(Dataset items)
--- begin ---

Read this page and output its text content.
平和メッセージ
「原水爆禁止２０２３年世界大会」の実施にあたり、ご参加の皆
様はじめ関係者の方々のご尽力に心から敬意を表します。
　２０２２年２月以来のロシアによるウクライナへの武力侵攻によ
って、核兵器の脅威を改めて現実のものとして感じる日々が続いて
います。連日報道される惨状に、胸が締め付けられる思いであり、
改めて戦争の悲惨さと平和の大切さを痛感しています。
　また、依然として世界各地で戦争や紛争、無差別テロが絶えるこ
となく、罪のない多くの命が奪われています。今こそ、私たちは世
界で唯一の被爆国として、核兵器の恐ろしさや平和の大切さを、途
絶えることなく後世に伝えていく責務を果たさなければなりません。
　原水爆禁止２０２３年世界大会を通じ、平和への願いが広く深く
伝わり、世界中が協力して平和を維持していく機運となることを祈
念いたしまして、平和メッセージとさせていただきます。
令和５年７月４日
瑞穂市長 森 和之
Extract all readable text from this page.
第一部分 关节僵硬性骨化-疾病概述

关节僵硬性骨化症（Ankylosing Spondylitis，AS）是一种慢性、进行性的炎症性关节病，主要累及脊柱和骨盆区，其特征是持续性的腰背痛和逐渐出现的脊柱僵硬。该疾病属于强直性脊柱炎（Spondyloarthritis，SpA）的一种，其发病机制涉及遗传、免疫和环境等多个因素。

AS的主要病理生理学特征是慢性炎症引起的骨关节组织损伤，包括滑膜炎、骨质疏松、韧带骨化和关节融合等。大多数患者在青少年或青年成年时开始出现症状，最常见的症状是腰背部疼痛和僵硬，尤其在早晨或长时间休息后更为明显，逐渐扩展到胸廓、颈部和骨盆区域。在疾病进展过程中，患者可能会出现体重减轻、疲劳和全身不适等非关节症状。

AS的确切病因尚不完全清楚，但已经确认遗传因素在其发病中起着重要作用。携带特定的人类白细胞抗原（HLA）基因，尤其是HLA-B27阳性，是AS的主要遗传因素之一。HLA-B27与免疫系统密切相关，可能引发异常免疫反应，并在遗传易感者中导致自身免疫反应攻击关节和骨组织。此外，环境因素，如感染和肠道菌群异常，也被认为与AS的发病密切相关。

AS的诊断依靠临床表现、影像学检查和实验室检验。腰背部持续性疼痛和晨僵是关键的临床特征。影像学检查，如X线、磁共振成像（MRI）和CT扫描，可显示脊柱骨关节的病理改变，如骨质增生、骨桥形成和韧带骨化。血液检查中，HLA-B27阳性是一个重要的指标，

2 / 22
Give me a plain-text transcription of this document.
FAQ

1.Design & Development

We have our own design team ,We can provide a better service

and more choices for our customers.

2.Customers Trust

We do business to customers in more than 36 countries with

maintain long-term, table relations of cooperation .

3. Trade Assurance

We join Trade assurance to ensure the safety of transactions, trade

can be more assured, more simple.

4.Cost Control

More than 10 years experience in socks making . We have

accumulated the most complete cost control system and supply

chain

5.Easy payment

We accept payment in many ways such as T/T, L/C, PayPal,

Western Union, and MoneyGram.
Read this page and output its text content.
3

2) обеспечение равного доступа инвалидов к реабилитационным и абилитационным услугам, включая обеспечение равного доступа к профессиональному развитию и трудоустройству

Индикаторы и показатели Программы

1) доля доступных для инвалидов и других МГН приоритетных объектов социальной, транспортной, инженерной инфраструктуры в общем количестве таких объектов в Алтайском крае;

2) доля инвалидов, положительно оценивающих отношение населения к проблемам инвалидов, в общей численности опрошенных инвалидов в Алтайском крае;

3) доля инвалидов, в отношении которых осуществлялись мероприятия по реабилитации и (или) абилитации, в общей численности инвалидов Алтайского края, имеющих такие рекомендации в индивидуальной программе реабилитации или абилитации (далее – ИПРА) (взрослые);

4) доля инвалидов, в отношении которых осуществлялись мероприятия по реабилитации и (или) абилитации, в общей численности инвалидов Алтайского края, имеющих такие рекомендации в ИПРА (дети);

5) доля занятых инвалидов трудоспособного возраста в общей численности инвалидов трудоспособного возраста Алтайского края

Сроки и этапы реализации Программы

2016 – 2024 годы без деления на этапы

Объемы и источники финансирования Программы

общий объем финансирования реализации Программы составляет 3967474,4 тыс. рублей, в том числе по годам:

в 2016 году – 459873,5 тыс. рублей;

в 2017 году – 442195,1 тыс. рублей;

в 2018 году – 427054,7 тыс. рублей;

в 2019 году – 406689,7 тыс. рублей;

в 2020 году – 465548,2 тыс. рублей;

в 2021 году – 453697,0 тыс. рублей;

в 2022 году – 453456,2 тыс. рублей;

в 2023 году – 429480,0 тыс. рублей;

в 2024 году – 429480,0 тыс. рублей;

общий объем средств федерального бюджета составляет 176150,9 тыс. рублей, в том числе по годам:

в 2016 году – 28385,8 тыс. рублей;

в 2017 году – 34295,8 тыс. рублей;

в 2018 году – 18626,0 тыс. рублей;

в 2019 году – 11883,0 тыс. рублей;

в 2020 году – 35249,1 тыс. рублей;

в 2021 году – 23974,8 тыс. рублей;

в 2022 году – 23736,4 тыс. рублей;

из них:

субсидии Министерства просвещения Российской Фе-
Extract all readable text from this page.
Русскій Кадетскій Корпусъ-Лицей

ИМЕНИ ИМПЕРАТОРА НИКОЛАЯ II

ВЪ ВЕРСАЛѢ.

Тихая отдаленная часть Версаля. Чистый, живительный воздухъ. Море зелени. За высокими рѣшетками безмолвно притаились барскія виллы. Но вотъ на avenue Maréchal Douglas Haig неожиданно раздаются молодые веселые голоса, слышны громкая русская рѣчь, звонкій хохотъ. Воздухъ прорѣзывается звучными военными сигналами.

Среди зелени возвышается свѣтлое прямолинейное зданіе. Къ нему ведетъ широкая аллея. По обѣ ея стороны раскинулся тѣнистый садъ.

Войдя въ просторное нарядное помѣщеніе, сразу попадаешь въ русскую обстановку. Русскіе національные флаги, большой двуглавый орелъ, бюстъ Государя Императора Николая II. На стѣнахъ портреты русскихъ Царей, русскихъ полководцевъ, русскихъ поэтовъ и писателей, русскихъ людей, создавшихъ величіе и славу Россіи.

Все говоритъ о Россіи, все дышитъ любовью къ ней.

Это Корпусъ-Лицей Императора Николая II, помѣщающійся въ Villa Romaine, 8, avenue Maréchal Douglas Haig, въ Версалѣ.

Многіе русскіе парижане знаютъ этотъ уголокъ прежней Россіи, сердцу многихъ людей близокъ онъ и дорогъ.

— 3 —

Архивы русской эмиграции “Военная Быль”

--- end ---

*Problem description*: Write out the whole listing again, exactly as it stands.

*Task answer*:
Read this page and output its text content.
平和メッセージ
「原水爆禁止２０２３年世界大会」の実施にあたり、ご参加の皆
様はじめ関係者の方々のご尽力に心から敬意を表します。
　２０２２年２月以来のロシアによるウクライナへの武力侵攻によ
って、核兵器の脅威を改めて現実のものとして感じる日々が続いて
います。連日報道される惨状に、胸が締め付けられる思いであり、
改めて戦争の悲惨さと平和の大切さを痛感しています。
　また、依然として世界各地で戦争や紛争、無差別テロが絶えるこ
となく、罪のない多くの命が奪われています。今こそ、私たちは世
界で唯一の被爆国として、核兵器の恐ろしさや平和の大切さを、途
絶えることなく後世に伝えていく責務を果たさなければなりません。
　原水爆禁止２０２３年世界大会を通じ、平和への願いが広く深く
伝わり、世界中が協力して平和を維持していく機運となることを祈
念いたしまして、平和メッセージとさせていただきます。
令和５年７月４日
瑞穂市長 森 和之
Extract all readable text from this page.
第一部分 关节僵硬性骨化-疾病概述

关节僵硬性骨化症（Ankylosing Spondylitis，AS）是一种慢性、进行性的炎症性关节病，主要累及脊柱和骨盆区，其特征是持续性的腰背痛和逐渐出现的脊柱僵硬。该疾病属于强直性脊柱炎（Spondyloarthritis，SpA）的一种，其发病机制涉及遗传、免疫和环境等多个因素。

AS的主要病理生理学特征是慢性炎症引起的骨关节组织损伤，包括滑膜炎、骨质疏松、韧带骨化和关节融合等。大多数患者在青少年或青年成年时开始出现症状，最常见的症状是腰背部疼痛和僵硬，尤其在早晨或长时间休息后更为明显，逐渐扩展到胸廓、颈部和骨盆区域。在疾病进展过程中，患者可能会出现体重减轻、疲劳和全身不适等非关节症状。

AS的确切病因尚不完全清楚，但已经确认遗传因素在其发病中起着重要作用。携带特定的人类白细胞抗原（HLA）基因，尤其是HLA-B27阳性，是AS的主要遗传因素之一。HLA-B27与免疫系统密切相关，可能引发异常免疫反应，并在遗传易感者中导致自身免疫反应攻击关节和骨组织。此外，环境因素，如感染和肠道菌群异常，也被认为与AS的发病密切相关。

AS的诊断依靠临床表现、影像学检查和实验室检验。腰背部持续性疼痛和晨僵是关键的临床特征。影像学检查，如X线、磁共振成像（MRI）和CT扫描，可显示脊柱骨关节的病理改变，如骨质增生、骨桥形成和韧带骨化。血液检查中，HLA-B27阳性是一个重要的指标，

2 / 22
Give me a plain-text transcription of this document.
FAQ

1.Design & Development

We have our own design team ,We can provide a better service

and more choices for our customers.

2.Customers Trust

We do business to customers in more than 36 countries with

maintain long-term, table relations of cooperation .

3. Trade Assurance

We join Trade assurance to ensure the safety of transactions, trade

can be more assured, more simple.

4.Cost Control

More than 10 years experience in socks making . We have

accumulated the most complete cost control system and supply

chain

5.Easy payment

We accept payment in many ways such as T/T, L/C, PayPal,

Western Union, and MoneyGram.
Read this page and output its text content.
3

2) обеспечение равного доступа инвалидов к реабилитационным и абилитационным услугам, включая обеспечение равного доступа к профессиональному развитию и трудоустройству

Индикаторы и показатели Программы

1) доля доступных для инвалидов и других МГН приоритетных объектов социальной, транспортной, инженерной инфраструктуры в общем количестве таких объектов в Алтайском крае;

2) доля инвалидов, положительно оценивающих отношение населения к проблемам инвалидов, в общей численности опрошенных инвалидов в Алтайском крае;

3) доля инвалидов, в отношении которых осуществлялись мероприятия по реабилитации и (или) абилитации, в общей численности инвалидов Алтайского края, имеющих такие рекомендации в индивидуальной программе реабилитации или абилитации (далее – ИПРА) (взрослые);

4) доля инвалидов, в отношении которых осуществлялись мероприятия по реабилитации и (или) абилитации, в общей численности инвалидов Алтайского края, имеющих такие рекомендации в ИПРА (дети);

5) доля занятых инвалидов трудоспособного возраста в общей численности инвалидов трудоспособного возраста Алтайского края

Сроки и этапы реализации Программы

2016 – 2024 годы без деления на этапы

Объемы и источники финансирования Программы

общий объем финансирования реализации Программы составляет 3967474,4 тыс. рублей, в том числе по годам:

в 2016 году – 459873,5 тыс. рублей;

в 2017 году – 442195,1 тыс. рублей;

в 2018 году – 427054,7 тыс. рублей;

в 2019 году – 406689,7 тыс. рублей;

в 2020 году – 465548,2 тыс. рублей;

в 2021 году – 453697,0 тыс. рублей;

в 2022 году – 453456,2 тыс. рублей;

в 2023 году – 429480,0 тыс. рублей;

в 2024 году – 429480,0 тыс. рублей;

общий объем средств федерального бюджета составляет 176150,9 тыс. рублей, в том числе по годам:

в 2016 году – 28385,8 тыс. рублей;

в 2017 году – 34295,8 тыс. рублей;

в 2018 году – 18626,0 тыс. рублей;

в 2019 году – 11883,0 тыс. рублей;

в 2020 году – 35249,1 тыс. рублей;

в 2021 году – 23974,8 тыс. рублей;

в 2022 году – 23736,4 тыс. рублей;

из них:

субсидии Министерства просвещения Российской Фе-
Extract all readable text from this page.
Русскій Кадетскій Корпусъ-Лицей

ИМЕНИ ИМПЕРАТОРА НИКОЛАЯ II

ВЪ ВЕРСАЛѢ.

Тихая отдаленная часть Версаля. Чистый, живительный воздухъ. Море зелени. За высокими рѣшетками безмолвно притаились барскія виллы. Но вотъ на avenue Maréchal Douglas Haig неожиданно раздаются молодые веселые голоса, слышны громкая русская рѣчь, звонкій хохотъ. Воздухъ прорѣзывается звучными военными сигналами.

Среди зелени возвышается свѣтлое прямолинейное зданіе. Къ нему ведетъ широкая аллея. По обѣ ея стороны раскинулся тѣнистый садъ.

Войдя въ просторное нарядное помѣщеніе, сразу попадаешь въ русскую обстановку. Русскіе національные флаги, большой двуглавый орелъ, бюстъ Государя Императора Николая II. На стѣнахъ портреты русскихъ Царей, русскихъ полководцевъ, русскихъ поэтовъ и писателей, русскихъ людей, создавшихъ величіе и славу Россіи.

Все говоритъ о Россіи, все дышитъ любовью къ ней.

Это Корпусъ-Лицей Императора Николая II, помѣщающійся въ Villa Romaine, 8, avenue Maréchal Douglas Haig, въ Версалѣ.

Многіе русскіе парижане знаютъ этотъ уголокъ прежней Россіи, сердцу многихъ людей близокъ онъ и дорогъ.

— 3 —

Архивы русской эмиграции “Военная Быль”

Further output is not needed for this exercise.